* Start Page excerpt *
The IPCC is too focused. This means you cannot prove them
wrong within the defined limits of their study but
nevertheless their analysis will lead to confusion over time
because it excludes important information in its desire to
corral the situation under study. If you want to solve the
global warming problem you must first solve the Climate Change
problem. To solve that, you must understand that the Earth has
a certain shelf life punctuated by chaotic events outside our
control and nothing man can do will change that. What man has
to do is first answer the question "Who are we and What do we
want?" The answer friends is EMERGY .. and ... that starts
with 'E' and that rhymes with 'KEY' and that starts with 'K'
and that stands for .... 'KAEP'.
Yesr that's A Kyoto Alternative Energy Protocol. A gently
staged program for ALL nations to explore what it is that
mankind really wants and then deliver it without interference
in national sovereignty.
EMERGY is defined in:
http://www.esb.utexas.edu/drnrm/dieofforg/page17.htm
and KAEP is:
An effective Kyoto Alternative Energy treaty would link all
countries
1. In a 10 year plan
2. With countries providing funds on a percentage of GDP
basis ... up to .5% by mutual agreement.
3. For an international research and implementation program
for: A. Converting one major power station in every city over
5 million people to dry rock geothermal. B. Developing and
implementing Thermoelectric fabrics (eg polythiophene) for
urban and agricultural power generation. C. Developing space
based solar collectors and microwave transmission of power
from space D. Terminating every stormwater and major farm
runoff in an engineered wetland in order to conserve land
based EMERGY in riverine catchments - from where it
originates. This avoids the localised and catastrophic build
up of energy at coastal boundaries around the planet, which is
what we perceive as Climate Change.
* End Page excerpt *
#### Tasks and exercises
**a.** Answer each question from the climate text, one per line:
(i) What does KAEP stand for?
(ii) How many years does the proposed treaty's plan cover?
(iii) What is the most that countries would contribute as a share of GDP?
**b.** Reproduce the climate text word for word, everything from "Yesr that's A" down to "in national sovereignty.".
* Start Material shown *
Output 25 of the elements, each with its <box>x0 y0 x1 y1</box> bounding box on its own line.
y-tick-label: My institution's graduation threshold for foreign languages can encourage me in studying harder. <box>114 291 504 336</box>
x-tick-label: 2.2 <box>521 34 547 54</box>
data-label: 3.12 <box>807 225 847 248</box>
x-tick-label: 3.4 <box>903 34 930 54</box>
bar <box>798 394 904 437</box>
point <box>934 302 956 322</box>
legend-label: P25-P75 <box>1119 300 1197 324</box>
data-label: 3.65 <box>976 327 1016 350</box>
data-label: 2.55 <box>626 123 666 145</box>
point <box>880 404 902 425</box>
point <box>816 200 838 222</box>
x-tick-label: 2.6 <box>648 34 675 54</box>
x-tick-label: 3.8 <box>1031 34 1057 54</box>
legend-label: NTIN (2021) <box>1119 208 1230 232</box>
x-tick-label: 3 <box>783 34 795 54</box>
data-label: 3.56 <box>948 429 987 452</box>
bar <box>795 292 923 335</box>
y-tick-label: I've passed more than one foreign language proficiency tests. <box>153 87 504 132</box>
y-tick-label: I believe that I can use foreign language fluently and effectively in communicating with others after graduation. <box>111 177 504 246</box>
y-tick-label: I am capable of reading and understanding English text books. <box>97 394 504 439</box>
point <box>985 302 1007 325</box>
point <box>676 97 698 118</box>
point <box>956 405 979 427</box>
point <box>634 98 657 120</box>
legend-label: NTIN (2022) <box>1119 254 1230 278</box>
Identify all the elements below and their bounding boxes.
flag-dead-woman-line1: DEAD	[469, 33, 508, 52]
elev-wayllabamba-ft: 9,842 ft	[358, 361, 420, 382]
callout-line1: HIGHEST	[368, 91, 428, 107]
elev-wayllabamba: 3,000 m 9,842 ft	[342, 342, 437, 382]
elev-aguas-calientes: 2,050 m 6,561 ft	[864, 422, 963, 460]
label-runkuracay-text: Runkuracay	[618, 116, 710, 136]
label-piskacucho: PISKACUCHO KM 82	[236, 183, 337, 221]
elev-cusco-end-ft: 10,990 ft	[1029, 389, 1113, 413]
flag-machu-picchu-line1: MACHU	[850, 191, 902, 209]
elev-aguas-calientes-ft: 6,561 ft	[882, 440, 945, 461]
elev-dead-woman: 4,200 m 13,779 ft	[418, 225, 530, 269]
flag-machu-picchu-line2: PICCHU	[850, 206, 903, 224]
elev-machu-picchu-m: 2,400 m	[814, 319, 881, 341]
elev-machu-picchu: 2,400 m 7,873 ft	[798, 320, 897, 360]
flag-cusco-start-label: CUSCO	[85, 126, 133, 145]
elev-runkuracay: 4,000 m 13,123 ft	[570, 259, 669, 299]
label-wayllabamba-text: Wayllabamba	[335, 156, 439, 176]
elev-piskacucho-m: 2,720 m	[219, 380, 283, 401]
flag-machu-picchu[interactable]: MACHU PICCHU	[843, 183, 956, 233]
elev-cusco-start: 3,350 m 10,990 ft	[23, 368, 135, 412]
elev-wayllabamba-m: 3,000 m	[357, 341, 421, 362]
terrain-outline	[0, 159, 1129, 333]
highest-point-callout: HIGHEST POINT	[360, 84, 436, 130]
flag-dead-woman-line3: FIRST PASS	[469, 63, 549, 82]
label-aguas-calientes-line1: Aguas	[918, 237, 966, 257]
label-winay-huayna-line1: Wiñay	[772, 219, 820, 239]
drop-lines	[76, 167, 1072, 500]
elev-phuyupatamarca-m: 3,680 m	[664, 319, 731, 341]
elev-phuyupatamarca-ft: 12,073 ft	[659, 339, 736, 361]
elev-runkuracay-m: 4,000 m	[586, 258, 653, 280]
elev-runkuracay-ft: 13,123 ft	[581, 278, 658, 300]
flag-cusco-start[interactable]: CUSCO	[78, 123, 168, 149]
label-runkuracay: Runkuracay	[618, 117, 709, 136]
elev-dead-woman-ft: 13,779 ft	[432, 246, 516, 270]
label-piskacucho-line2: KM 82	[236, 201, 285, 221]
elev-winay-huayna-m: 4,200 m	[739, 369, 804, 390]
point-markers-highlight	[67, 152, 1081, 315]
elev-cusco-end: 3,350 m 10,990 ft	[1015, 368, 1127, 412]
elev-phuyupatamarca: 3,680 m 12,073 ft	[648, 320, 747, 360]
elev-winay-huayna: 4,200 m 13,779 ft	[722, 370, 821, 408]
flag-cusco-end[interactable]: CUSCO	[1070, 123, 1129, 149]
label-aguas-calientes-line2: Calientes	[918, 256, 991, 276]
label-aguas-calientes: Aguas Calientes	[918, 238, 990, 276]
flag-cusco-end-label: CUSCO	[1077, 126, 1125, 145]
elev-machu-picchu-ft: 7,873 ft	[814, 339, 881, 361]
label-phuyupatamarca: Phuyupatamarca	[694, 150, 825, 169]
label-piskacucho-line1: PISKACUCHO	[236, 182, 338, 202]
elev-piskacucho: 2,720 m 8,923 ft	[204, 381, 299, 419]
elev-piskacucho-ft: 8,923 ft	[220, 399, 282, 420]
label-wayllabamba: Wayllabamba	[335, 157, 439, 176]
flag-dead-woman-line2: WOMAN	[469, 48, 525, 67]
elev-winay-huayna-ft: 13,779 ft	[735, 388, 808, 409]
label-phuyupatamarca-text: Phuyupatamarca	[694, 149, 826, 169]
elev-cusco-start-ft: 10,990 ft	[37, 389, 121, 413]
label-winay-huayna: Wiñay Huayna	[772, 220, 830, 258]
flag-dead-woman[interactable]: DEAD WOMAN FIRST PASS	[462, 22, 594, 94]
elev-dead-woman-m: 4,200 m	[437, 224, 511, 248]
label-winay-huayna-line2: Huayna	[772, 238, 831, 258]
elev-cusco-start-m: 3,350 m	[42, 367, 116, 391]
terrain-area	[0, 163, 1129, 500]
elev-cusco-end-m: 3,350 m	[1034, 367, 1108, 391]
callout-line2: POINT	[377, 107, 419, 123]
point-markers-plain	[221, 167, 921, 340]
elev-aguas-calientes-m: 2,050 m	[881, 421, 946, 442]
* End Material shown *
#### Outputs for the tasks
**a.**
(i) A Kyoto Alternative Energy Protocol
(ii) 10 years
(iii) Up to .5% of GDP, by mutual agreement

**b.**
Yesr that's A Kyoto Alternative Energy Protocol. A gently
staged program for ALL nations to explore what it is that
mankind really wants and then deliver it without interference
in national sovereignty.